Count how many lines of the material contain the string "this", then give that number and nothing more.
[Start of Extracted information]
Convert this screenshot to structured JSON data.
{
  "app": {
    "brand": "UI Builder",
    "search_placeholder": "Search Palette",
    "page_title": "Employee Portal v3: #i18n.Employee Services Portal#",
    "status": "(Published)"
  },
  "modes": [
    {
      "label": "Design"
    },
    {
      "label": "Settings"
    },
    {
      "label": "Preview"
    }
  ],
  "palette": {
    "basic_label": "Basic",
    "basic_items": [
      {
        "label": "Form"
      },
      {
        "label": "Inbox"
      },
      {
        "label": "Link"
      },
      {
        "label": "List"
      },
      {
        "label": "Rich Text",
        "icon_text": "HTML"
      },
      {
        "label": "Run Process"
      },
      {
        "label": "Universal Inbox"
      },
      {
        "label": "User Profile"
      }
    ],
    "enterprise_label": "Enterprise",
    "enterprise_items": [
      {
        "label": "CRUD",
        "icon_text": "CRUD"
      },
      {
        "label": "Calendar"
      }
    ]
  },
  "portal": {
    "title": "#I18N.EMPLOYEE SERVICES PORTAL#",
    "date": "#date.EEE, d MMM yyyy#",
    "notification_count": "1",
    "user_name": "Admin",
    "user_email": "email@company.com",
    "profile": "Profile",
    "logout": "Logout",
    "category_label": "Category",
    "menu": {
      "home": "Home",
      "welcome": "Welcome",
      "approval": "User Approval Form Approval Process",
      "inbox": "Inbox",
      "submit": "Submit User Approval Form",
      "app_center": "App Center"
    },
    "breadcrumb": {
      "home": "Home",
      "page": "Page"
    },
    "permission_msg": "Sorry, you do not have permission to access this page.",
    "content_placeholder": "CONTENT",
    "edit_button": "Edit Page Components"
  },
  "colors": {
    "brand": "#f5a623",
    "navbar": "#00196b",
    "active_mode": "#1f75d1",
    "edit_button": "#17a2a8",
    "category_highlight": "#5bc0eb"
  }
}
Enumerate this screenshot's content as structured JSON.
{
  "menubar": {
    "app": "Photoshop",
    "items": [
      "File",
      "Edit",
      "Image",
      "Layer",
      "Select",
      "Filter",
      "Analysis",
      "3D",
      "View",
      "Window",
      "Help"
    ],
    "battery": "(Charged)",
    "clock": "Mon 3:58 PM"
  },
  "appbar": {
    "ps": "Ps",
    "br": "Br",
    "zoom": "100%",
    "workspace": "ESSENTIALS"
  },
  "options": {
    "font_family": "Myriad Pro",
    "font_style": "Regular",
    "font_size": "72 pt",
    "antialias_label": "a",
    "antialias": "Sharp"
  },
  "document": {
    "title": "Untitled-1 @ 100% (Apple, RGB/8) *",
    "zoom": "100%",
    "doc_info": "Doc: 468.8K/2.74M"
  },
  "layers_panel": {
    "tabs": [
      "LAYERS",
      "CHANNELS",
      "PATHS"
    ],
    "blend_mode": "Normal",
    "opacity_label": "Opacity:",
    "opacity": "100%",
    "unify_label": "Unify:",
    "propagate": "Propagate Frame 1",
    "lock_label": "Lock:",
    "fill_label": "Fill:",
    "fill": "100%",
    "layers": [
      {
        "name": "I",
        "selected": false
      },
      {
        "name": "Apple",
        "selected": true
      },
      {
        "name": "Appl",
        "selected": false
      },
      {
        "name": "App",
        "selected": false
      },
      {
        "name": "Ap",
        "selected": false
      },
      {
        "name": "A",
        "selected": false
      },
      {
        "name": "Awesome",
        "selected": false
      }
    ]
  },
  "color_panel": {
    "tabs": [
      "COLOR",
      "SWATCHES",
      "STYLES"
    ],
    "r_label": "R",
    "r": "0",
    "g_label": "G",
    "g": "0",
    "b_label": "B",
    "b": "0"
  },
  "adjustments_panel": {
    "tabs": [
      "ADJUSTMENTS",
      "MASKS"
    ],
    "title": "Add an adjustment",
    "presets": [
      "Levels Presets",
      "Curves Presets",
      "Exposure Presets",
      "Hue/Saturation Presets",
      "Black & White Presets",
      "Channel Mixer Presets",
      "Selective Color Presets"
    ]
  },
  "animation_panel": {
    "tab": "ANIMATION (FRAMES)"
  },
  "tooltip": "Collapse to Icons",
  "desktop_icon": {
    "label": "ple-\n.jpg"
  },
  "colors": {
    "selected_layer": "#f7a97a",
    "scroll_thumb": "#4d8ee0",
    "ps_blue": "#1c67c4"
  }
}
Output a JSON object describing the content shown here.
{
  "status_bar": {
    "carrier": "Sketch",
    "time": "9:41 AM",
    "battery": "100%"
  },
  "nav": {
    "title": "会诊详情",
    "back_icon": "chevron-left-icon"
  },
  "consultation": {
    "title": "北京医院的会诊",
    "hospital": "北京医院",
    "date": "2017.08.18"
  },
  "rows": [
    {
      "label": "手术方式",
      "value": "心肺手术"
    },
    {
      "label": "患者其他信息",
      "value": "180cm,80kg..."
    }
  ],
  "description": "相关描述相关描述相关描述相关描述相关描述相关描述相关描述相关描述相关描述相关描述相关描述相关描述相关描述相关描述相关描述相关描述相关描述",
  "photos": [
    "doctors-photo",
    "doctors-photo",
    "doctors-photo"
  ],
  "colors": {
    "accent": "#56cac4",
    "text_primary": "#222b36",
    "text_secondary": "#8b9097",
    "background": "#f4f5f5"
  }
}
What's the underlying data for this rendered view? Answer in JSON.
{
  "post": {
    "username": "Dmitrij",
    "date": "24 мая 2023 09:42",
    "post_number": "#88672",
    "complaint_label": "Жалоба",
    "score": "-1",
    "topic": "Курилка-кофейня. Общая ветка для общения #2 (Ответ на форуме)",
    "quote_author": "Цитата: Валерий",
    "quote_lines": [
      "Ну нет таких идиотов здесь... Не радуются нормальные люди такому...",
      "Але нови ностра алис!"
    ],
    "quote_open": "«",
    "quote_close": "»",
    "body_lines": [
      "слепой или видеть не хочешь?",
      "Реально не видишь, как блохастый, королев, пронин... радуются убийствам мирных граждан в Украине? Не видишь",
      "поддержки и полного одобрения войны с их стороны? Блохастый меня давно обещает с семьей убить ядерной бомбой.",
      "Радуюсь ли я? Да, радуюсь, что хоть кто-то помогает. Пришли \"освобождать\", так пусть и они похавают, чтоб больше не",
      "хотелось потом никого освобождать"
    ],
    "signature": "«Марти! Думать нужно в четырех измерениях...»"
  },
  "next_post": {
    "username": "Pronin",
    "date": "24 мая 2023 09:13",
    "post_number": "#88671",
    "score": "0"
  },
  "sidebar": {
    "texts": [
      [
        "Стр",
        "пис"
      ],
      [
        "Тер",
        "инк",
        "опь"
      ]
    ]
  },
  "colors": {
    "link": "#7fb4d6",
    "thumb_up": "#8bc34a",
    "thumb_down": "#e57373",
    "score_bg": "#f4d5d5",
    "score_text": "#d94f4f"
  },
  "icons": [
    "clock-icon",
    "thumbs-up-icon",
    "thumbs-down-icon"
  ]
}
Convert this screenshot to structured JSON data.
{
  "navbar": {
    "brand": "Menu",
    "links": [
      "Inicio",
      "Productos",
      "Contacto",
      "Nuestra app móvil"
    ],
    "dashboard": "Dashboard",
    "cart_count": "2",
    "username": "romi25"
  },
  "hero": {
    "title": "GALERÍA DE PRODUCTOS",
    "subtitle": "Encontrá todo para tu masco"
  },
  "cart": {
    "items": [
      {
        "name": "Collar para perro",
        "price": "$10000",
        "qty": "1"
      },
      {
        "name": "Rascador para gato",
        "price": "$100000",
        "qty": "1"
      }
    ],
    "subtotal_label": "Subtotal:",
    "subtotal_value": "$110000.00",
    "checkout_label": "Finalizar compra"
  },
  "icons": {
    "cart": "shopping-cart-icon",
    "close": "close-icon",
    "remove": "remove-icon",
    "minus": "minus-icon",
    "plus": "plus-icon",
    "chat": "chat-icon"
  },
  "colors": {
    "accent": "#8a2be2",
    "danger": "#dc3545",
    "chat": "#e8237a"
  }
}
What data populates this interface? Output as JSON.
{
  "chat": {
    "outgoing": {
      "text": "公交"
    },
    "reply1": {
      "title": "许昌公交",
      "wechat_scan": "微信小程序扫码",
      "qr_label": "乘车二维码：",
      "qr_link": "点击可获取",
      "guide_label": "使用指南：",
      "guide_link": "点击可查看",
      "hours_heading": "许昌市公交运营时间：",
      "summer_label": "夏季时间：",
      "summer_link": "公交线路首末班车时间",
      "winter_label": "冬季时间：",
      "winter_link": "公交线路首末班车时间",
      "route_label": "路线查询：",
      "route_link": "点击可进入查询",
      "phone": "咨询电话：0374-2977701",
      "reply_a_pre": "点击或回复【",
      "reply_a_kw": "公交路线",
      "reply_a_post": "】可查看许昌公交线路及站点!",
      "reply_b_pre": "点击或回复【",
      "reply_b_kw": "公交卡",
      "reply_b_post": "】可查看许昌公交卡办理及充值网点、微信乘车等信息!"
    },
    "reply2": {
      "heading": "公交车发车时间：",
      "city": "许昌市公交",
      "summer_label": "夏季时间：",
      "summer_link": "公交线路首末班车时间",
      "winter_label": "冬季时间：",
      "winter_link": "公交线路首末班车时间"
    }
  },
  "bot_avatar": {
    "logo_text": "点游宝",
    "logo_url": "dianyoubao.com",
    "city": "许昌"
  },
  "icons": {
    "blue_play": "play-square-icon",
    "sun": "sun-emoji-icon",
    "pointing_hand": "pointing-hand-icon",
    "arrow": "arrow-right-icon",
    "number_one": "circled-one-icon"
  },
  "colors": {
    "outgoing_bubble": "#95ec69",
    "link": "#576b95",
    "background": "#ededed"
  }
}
[End of Extracted information]
-- Reply to the task --
6